STATED PROBLEM: Every line of the records below should be restated exactly.

== SOURCE DATA

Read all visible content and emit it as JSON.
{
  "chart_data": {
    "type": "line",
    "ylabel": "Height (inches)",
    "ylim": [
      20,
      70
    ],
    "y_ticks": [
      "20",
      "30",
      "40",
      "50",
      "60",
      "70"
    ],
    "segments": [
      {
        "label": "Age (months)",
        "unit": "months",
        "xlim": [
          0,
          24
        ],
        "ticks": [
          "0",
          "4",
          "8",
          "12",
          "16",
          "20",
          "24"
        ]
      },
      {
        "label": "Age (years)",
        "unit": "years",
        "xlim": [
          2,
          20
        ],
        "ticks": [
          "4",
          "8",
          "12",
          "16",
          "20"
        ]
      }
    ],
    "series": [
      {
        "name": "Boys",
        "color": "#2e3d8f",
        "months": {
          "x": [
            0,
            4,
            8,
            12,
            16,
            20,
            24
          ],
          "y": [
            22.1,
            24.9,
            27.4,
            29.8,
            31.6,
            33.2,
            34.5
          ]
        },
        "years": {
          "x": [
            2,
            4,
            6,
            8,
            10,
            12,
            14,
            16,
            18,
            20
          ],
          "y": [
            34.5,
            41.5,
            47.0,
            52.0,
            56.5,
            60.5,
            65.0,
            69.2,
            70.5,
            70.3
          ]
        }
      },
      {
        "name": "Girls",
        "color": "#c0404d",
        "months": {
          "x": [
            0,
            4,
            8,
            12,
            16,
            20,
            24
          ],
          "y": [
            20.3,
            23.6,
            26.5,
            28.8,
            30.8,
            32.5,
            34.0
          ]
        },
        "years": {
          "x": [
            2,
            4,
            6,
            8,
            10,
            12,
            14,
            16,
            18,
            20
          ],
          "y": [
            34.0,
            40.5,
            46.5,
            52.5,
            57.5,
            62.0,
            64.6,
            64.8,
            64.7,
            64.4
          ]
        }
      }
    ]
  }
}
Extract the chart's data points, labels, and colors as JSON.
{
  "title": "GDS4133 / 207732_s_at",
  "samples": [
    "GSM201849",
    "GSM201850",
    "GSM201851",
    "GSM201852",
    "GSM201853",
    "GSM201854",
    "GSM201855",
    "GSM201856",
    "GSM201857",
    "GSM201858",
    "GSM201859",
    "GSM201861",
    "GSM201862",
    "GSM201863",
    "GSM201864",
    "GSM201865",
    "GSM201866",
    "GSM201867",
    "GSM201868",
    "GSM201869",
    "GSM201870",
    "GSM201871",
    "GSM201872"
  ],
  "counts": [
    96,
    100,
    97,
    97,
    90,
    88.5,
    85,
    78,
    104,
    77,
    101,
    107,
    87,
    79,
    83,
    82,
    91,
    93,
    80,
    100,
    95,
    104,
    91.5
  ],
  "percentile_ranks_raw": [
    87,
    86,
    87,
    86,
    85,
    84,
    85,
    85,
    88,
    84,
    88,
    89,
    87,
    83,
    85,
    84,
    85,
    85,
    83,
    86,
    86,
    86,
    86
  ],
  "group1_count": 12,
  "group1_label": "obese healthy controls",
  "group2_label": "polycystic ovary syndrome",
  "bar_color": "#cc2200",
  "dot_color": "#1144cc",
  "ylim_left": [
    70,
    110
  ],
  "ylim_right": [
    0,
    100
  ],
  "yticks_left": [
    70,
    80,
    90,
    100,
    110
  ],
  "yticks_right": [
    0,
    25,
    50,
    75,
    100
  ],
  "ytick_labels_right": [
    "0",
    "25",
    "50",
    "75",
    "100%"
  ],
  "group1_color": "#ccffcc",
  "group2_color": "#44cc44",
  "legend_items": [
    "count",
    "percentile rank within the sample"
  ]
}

====

RESULT OF THE EXERCISE:
Read all visible content and emit it as JSON.
{
  "chart_data": {
    "type": "line",
    "ylabel": "Height (inches)",
    "ylim": [
      20,
      70
    ],
    "y_ticks": [
      "20",
      "30",
      "40",
      "50",
      "60",
      "70"
    ],
    "segments": [
      {
        "label": "Age (months)",
        "unit": "months",
        "xlim": [
          0,
          24
        ],
        "ticks": [
          "0",
          "4",
          "8",
          "12",
          "16",
          "20",
          "24"
        ]
      },
      {
        "label": "Age (years)",
        "unit": "years",
        "xlim": [
          2,
          20
        ],
        "ticks": [
          "4",
          "8",
          "12",
          "16",
          "20"
        ]
      }
    ],
    "series": [
      {
        "name": "Boys",
        "color": "#2e3d8f",
        "months": {
          "x": [
            0,
            4,
            8,
            12,
            16,
            20,
            24
          ],
          "y": [
            22.1,
            24.9,
            27.4,
            29.8,
            31.6,
            33.2,
            34.5
          ]
        },
        "years": {
          "x": [
            2,
            4,
            6,
            8,
            10,
            12,
            14,
            16,
            18,
            20
          ],
          "y": [
            34.5,
            41.5,
            47.0,
            52.0,
            56.5,
            60.5,
            65.0,
            69.2,
            70.5,
            70.3
          ]
        }
      },
      {
        "name": "Girls",
        "color": "#c0404d",
        "months": {
          "x": [
            0,
            4,
            8,
            12,
            16,
            20,
            24
          ],
          "y": [
            20.3,
            23.6,
            26.5,
            28.8,
            30.8,
            32.5,
            34.0
          ]
        },
        "years": {
          "x": [
            2,
            4,
            6,
            8,
            10,
            12,
            14,
            16,
            18,
            20
          ],
          "y": [
            34.0,
            40.5,
            46.5,
            52.5,
            57.5,
            62.0,
            64.6,
            64.8,
            64.7,
            64.4
          ]
        }
      }
    ]
  }
}
Extract the chart's data points, labels, and colors as JSON.
{
  "title": "GDS4133 / 207732_s_at",
  "samples": [
    "GSM201849",
    "GSM201850",
    "GSM201851",
    "GSM201852",
    "GSM201853",
    "GSM201854",
    "GSM201855",
    "GSM201856",
    "GSM201857",
    "GSM201858",
    "GSM201859",
    "GSM201861",
    "GSM201862",
    "GSM201863",
    "GSM201864",
    "GSM201865",
    "GSM201866",
    "GSM201867",
    "GSM201868",
    "GSM201869",
    "GSM201870",
    "GSM201871",
    "GSM201872"
  ],
  "counts": [
    96,
    100,
    97,
    97,
    90,
    88.5,
    85,
    78,
    104,
    77,
    101,
    107,
    87,
    79,
    83,
    82,
    91,
    93,
    80,
    100,
    95,
    104,
    91.5
  ],
  "percentile_ranks_raw": [
    87,
    86,
    87,
    86,
    85,
    84,
    85,
    85,
    88,
    84,
    88,
    89,
    87,
    83,
    85,
    84,
    85,
    85,
    83,
    86,
    86,
    86,
    86
  ],
  "group1_count": 12,
  "group1_label": "obese healthy controls",
  "group2_label": "polycystic ovary syndrome",
  "bar_color": "#cc2200",
  "dot_color": "#1144cc",
  "ylim_left": [
    70,
    110
  ],
  "ylim_right": [
    0,
    100
  ],
  "yticks_left": [
    70,
    80,
    90,
    100,
    110
  ],
  "yticks_right": [
    0,
    25,
    50,
    75,
    100
  ],
  "ytick_labels_right": [
    "0",
    "25",
    "50",
    "75",
    "100%"
  ],
  "group1_color": "#ccffcc",
  "group2_color": "#44cc44",
  "legend_items": [
    "count",
    "percentile rank within the sample"
  ]
}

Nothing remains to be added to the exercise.